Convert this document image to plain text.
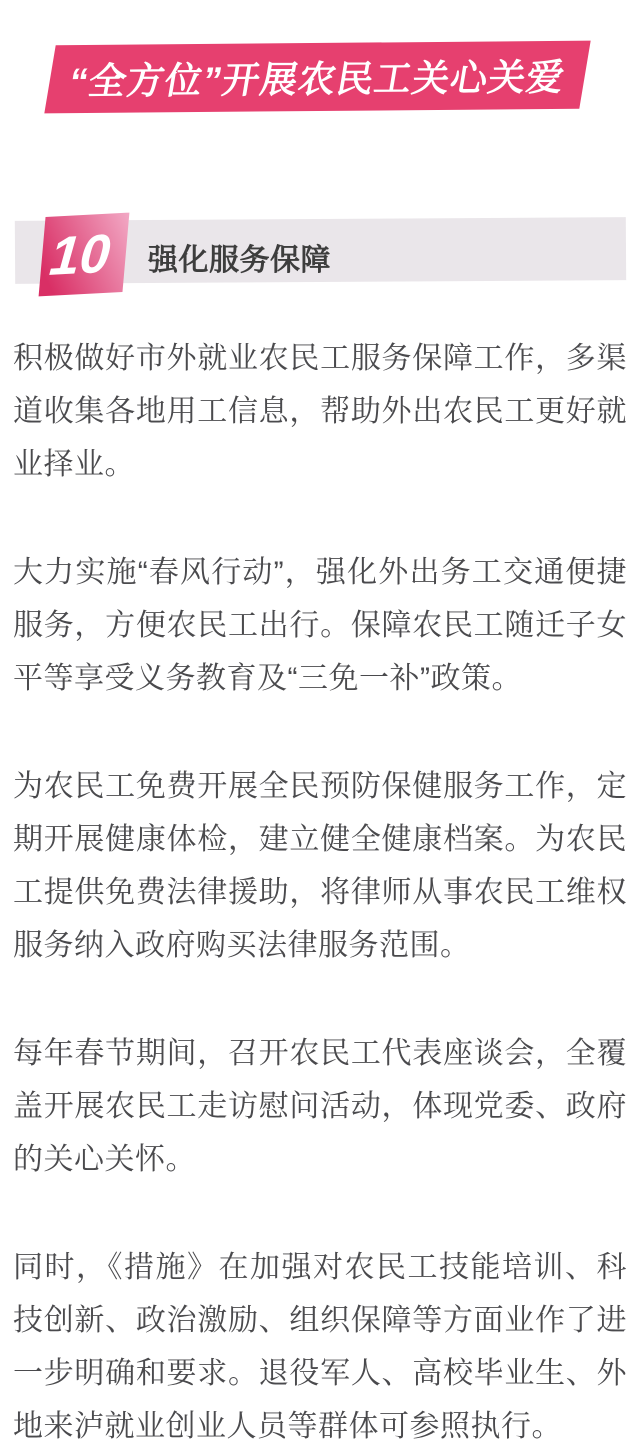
“全方位”开展农民工关心关爱
10 强化服务保障

积极做好市外就业农民工服务保障工作，多渠道收集各地用工信息，帮助外出农民工更好就业择业。

大力实施“春风行动”，强化外出务工交通便捷服务，方便农民工出行。保障农民工随迁子女平等享受义务教育及“三免一补”政策。

为农民工免费开展全民预防保健服务工作，定期开展健康体检，建立健全健康档案。为农民工提供免费法律援助，将律师从事农民工维权服务纳入政府购买法律服务范围。

每年春节期间，召开农民工代表座谈会，全覆盖开展农民工走访慰问活动，体现党委、政府的关心关怀。

同时，《措施》在加强对农民工技能培训、科技创新、政治激励、组织保障等方面业作了进一步明确和要求。退役军人、高校毕业生、外地来泸就业创业人员等群体可参照执行。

--

— Set exercise —
Repeat the entries exactly. Pictures are excluded from the copy.

— Problem solution —
Convert this document image to plain text.
“全方位”开展农民工关心关爱
10 强化服务保障

积极做好市外就业农民工服务保障工作，多渠道收集各地用工信息，帮助外出农民工更好就业择业。

大力实施“春风行动”，强化外出务工交通便捷服务，方便农民工出行。保障农民工随迁子女平等享受义务教育及“三免一补”政策。

为农民工免费开展全民预防保健服务工作，定期开展健康体检，建立健全健康档案。为农民工提供免费法律援助，将律师从事农民工维权服务纳入政府购买法律服务范围。

每年春节期间，召开农民工代表座谈会，全覆盖开展农民工走访慰问活动，体现党委、政府的关心关怀。

同时，《措施》在加强对农民工技能培训、科技创新、政治激励、组织保障等方面业作了进一步明确和要求。退役军人、高校毕业生、外地来泸就业创业人员等群体可参照执行。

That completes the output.